Accorder "automatiquement" à la nationalité française
Ces vieux "chibanis", comme on les appelle parfois, sont au nombre d'environ 50 000 en France. Ils ont souvent des retraites très modestes du fait de leur carrière hachée. Beaucoup ont occupé des emplois payés au noir pendant plusieurs années ; un grand nombre d'entre eux ont aussi dû arrêter de travailler précocement pour invalidité, à cause de la pénibilité des tâches auxquelles ils ont été affectés plus jeunes.
L'ambition de la mission n'est pas de se cantonner à leur sort, qui fut déjà l'objet d'actions ciblées par le passé, prévient-on au cabinet de M. Bartolone. Plus de 50 % des immigrés âgés sont en effet des femmes, et les parlementaires pourraient aussi se pencher sur leur cas. Ces dernières ont souvent rejoint leur mari tardivement en France. Beaucoup parlent mal le français et, au décès de leur conjoint, "elles se retrouvent totalement isolées et sans ressources", détaille-t-on.
Pour faciliter "l'intégration" de cette frange de la population, plusieurs pistes devraient être examinées. L'une d'entre elles pourrait susciter un vif débat. M. Bartolone assure en effet envisager que soit proposée dans le rapport final de la mission la possibilité d'accorder "automatiquement" la nationalité française à toute personne qui pourrait justifier de vingt-cinq ans de présence en France.
L'autre point qui pourrait provoquer des échanges musclés avec l'opposition concerne la "portabilité" des droits. Aujourd'hui, les immigrés les plus âgés ne peuvent bénéficier d'une aide au logement, de l'assurance-maladie ou de l'allocation de solidarité aux personnes âgées (ASPA) que s'ils justifient résider en France un certain nombre de mois par an.

ENREGISTREMENTS DE DONNÉES -
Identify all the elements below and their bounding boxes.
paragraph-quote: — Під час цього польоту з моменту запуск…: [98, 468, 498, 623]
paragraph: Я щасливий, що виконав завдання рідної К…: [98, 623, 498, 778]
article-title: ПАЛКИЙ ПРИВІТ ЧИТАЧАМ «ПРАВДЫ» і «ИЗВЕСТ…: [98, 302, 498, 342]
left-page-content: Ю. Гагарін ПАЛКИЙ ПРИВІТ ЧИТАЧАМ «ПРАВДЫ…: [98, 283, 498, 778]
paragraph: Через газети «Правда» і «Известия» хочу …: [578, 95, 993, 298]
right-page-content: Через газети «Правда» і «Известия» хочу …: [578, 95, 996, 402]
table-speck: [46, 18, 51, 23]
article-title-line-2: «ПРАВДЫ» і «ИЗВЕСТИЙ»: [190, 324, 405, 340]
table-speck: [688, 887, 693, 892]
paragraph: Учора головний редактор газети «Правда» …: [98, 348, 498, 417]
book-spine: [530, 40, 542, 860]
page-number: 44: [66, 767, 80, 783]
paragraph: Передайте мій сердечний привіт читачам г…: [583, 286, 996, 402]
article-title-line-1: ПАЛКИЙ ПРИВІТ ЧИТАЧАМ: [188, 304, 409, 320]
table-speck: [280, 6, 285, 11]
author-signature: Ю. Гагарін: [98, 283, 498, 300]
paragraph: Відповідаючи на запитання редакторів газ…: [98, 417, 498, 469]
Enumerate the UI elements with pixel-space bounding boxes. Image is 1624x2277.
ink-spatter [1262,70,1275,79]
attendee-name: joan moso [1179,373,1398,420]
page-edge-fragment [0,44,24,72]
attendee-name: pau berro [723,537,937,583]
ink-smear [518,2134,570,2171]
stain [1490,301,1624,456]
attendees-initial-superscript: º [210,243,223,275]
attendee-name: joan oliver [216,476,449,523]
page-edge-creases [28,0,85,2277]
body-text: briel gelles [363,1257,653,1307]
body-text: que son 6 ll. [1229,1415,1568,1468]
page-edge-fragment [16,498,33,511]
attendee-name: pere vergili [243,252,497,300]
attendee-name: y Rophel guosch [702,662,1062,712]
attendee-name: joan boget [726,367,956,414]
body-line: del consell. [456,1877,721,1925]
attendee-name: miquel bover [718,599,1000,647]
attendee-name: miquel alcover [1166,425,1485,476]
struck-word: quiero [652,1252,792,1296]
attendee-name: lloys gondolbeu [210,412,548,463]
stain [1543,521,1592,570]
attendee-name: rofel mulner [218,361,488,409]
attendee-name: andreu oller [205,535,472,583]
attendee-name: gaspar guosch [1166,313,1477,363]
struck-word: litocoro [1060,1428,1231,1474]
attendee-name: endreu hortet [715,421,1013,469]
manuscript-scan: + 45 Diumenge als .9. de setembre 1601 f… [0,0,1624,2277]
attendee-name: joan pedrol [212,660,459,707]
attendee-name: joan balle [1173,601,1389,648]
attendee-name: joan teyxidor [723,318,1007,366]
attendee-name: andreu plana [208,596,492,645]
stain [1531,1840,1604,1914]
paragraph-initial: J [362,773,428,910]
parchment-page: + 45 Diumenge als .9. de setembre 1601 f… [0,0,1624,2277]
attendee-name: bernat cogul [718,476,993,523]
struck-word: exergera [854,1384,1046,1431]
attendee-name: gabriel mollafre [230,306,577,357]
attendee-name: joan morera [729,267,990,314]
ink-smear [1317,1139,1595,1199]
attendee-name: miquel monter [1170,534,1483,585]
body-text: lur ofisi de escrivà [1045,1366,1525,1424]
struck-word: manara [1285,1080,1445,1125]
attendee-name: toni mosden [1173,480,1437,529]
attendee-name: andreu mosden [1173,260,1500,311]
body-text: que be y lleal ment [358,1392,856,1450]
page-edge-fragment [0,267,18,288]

SÉRIE DE TÂCHES -
1/ D'après le texte sur les immigrés âgés, combien d'années de présence en France une personne devrait-elle justifier pour se voir accorder automatiquement la nationalité française ?
2/ Poursuivez le texte sur les immigrés âgés à la suite de sa dernière phrase.

RÉPONSES FOURNIES -
1/ Vingt-cinq ans.

2/
QUESTIONS MÉMORIELLES
Une loi votée en 2007 portée par Jean-Louis Borloo, alors ministre des finances, de l'économie et de l'emploi, devait lever cette condition pour ceux qui souhaitent finir leur vie dans leur pays. Mais les décrets d'application n'en ont jamais été publiés. En décembre 2012, lors du déplacement de François Hollande en Algérie, le président de l'Union des démocrates indépendants (UDI) a interpellé sur ce point le chef de l'Etat.
La mission parlementaire devrait par ailleurs se pencher sur la question des carrés musulmans dans les cimetières afin que davantage d'espace leur soit éventuellement accordé. L'opportunité de servir des repas halal dans les maisons de retraite ou d'abaisser le coût des offres bancaires de rapatriement des corps dans le pays d'origine devrait aussi être examinée par les élus.
Les parlementaires devraient enfin s'attarder sur les questions mémorielles. Il pourrait ainsi être proposé que soit à l'avenir valorisée dans les manuels scolaires d'histoire la participation des immigrés à la croissance économique de la France dans les années 1950-1960, notamment dans l'industrie.
"Nous ne souhaitons pas accoucher d'une souris", prévient-on au cabinet de M. Bartolone. La mission d'information dont les travaux devraient être terminés "d'ici l'été" pourrait déboucher sur un projet de loi ou un décret.